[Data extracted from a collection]
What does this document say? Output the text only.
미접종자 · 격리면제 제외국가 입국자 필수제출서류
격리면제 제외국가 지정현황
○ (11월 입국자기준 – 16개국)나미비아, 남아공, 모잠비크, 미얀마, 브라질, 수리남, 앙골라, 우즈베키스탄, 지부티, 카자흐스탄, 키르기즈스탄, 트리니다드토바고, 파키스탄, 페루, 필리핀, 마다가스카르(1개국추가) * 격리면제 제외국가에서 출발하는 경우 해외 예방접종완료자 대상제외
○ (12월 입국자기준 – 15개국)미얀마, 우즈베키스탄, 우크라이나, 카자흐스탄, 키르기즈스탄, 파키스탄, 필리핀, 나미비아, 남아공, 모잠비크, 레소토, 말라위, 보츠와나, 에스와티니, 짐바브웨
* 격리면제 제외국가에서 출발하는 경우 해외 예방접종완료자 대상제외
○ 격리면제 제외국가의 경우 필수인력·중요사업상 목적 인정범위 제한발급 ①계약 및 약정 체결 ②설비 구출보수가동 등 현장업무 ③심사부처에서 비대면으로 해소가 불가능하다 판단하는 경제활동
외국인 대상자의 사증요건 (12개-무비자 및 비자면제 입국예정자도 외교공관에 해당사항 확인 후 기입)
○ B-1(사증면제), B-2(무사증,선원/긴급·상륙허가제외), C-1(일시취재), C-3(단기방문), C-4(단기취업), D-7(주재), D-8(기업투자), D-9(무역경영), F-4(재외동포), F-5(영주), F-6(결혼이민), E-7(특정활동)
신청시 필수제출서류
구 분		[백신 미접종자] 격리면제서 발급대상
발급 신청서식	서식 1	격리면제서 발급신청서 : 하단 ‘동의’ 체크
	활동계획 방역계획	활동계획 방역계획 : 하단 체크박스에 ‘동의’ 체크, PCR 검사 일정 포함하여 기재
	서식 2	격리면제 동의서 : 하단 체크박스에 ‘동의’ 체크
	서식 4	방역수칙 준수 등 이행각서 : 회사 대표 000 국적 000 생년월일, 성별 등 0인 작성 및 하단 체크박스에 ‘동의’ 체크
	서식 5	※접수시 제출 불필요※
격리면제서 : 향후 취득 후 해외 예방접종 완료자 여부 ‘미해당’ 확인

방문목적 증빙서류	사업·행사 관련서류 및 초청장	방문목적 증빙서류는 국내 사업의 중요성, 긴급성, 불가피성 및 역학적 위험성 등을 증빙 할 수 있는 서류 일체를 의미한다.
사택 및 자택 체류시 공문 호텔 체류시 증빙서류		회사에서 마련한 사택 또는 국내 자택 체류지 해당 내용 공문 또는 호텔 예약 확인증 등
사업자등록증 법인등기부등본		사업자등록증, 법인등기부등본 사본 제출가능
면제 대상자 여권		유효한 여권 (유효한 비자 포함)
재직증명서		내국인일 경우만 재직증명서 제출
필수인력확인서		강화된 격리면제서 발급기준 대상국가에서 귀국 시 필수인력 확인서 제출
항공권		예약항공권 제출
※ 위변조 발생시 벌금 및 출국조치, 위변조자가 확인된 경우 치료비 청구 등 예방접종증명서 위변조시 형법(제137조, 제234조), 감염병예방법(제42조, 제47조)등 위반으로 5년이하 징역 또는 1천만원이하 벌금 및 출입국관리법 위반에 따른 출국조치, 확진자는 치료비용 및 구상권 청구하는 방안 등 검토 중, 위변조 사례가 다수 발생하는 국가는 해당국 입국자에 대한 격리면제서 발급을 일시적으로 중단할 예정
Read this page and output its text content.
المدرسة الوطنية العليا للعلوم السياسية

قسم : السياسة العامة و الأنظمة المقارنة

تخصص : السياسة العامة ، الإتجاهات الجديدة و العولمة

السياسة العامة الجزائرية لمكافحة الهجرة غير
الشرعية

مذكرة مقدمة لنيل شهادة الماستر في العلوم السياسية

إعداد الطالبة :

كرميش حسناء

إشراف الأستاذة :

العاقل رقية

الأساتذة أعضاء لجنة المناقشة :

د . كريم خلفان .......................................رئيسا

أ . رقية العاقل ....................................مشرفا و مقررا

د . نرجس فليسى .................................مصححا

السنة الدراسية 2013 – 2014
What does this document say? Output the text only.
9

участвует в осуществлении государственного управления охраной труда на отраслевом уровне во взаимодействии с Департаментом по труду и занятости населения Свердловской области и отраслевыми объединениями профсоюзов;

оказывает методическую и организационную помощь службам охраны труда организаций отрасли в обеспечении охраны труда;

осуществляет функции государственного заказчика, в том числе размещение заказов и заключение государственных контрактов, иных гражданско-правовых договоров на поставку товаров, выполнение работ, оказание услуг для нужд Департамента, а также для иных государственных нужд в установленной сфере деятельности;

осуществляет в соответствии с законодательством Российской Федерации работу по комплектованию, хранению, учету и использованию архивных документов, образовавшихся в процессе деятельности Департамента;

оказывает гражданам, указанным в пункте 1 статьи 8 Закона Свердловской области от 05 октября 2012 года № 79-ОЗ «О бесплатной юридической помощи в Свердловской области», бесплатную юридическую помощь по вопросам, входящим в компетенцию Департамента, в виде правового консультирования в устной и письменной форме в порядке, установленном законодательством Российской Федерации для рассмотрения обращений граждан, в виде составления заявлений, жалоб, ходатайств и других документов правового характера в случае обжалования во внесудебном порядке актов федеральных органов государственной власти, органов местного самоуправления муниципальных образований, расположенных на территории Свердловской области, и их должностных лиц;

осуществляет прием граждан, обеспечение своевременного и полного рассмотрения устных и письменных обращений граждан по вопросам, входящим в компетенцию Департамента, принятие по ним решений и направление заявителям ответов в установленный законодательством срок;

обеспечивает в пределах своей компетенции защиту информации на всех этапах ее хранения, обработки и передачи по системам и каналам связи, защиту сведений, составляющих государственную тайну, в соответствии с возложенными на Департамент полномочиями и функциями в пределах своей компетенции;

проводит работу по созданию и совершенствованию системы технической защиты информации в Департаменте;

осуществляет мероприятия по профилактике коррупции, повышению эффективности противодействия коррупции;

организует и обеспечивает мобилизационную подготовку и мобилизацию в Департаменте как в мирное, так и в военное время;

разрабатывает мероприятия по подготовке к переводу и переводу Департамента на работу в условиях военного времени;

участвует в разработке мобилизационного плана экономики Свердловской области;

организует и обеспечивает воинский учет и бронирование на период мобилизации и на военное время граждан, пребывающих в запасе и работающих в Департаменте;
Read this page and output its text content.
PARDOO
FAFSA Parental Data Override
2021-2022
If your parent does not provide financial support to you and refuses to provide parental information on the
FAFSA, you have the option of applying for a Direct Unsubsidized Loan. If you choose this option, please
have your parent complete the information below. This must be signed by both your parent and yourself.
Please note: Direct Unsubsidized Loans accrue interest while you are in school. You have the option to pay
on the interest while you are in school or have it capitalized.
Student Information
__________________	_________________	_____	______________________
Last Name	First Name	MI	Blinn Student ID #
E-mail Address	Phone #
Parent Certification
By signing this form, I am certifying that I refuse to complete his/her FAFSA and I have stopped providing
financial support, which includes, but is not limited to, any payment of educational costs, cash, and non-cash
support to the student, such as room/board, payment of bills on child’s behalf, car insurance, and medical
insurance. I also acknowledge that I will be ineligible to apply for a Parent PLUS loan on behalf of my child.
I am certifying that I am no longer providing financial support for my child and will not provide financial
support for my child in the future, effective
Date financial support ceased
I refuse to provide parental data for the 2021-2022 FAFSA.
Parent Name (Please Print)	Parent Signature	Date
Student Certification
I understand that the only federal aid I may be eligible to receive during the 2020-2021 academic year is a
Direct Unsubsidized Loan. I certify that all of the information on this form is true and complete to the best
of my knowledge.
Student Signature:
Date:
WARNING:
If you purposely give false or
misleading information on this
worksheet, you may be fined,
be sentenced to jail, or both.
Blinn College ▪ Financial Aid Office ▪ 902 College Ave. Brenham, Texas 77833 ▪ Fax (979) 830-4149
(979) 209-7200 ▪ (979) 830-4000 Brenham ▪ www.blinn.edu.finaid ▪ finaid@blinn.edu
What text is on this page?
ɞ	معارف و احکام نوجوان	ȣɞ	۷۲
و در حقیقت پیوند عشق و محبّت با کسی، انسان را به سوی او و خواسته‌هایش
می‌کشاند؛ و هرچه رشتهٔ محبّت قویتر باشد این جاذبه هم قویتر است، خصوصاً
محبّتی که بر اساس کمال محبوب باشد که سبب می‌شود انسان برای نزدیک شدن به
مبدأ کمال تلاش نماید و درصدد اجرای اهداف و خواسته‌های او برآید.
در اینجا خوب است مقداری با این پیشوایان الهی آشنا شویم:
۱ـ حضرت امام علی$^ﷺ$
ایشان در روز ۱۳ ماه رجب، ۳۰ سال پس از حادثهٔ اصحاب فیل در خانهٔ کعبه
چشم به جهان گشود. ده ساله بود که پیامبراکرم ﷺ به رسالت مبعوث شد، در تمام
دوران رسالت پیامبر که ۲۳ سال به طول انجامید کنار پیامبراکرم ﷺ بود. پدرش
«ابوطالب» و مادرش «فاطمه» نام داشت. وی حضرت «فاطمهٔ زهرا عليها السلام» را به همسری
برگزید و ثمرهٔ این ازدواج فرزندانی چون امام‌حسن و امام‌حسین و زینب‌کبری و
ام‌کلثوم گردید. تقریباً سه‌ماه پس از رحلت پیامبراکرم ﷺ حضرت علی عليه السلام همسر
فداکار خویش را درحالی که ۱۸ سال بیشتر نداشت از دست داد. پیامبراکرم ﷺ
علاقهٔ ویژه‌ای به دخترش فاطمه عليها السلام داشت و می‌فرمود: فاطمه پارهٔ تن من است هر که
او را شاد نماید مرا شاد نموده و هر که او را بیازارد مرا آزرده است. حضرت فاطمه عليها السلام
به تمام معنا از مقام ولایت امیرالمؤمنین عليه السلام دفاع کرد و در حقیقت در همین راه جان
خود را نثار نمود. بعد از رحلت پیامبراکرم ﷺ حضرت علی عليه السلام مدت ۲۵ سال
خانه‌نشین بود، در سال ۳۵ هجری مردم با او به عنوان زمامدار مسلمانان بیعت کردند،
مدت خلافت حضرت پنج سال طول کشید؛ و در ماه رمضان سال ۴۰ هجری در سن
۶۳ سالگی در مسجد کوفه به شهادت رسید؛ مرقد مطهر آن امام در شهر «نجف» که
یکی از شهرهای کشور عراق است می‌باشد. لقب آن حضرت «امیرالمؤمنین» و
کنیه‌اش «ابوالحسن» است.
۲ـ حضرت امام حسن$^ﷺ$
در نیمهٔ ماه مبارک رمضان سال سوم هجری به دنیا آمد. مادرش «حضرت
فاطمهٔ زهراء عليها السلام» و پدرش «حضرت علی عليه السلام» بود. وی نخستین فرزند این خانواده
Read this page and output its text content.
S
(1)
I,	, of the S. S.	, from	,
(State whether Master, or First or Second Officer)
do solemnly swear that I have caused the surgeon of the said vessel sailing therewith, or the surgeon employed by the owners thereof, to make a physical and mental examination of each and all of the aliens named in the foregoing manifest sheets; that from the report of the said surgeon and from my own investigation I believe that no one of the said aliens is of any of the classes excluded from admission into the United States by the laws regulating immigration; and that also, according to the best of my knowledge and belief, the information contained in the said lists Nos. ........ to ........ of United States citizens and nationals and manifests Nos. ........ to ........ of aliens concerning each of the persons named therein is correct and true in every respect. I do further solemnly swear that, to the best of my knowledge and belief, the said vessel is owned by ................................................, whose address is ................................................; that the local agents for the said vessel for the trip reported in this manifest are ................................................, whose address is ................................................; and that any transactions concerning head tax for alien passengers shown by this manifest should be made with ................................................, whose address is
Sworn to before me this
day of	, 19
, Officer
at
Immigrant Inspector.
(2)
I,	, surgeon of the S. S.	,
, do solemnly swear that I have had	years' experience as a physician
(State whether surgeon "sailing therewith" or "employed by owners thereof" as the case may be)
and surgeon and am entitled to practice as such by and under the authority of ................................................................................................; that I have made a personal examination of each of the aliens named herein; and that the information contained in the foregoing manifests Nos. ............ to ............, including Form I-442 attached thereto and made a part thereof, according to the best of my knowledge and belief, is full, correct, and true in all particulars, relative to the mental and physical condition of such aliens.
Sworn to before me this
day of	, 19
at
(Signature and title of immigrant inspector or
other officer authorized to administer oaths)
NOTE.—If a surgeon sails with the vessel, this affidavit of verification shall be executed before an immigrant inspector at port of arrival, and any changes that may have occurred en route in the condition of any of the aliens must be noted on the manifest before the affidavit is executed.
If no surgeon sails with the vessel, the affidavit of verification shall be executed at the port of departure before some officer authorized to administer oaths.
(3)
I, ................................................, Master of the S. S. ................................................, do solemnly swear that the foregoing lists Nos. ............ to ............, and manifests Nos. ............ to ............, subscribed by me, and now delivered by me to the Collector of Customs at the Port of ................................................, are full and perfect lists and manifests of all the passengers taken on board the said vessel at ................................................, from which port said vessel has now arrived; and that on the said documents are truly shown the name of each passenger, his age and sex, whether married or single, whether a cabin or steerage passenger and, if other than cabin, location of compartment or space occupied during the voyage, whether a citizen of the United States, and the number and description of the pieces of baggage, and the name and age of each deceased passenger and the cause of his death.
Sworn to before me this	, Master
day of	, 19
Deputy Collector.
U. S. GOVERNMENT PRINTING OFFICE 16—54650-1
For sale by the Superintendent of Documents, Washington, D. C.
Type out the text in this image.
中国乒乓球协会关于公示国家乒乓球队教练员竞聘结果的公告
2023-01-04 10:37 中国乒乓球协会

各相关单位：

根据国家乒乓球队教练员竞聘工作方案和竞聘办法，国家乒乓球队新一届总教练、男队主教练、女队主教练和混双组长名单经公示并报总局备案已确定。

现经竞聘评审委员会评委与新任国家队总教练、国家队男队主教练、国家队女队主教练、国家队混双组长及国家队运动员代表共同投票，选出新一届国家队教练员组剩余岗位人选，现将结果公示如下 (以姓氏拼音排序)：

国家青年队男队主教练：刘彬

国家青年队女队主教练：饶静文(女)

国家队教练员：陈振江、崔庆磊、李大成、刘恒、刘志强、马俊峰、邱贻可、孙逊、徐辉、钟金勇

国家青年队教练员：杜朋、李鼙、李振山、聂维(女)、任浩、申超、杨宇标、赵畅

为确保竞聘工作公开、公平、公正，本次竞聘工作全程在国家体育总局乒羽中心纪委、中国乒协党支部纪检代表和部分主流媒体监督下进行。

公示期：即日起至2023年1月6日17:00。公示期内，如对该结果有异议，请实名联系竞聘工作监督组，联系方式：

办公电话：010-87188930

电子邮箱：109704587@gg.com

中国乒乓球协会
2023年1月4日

Goal of the exercise: Which lines hold the word "انسان"? Copy each of them from the records.

Response for this exercise:
و در حقیقت پیوند عشق و محبّت با کسی، انسان را به سوی او و خواسته‌هایش
محبّتی که بر اساس کمال محبوب باشد که سبب می‌شود انسان برای نزدیک شدن به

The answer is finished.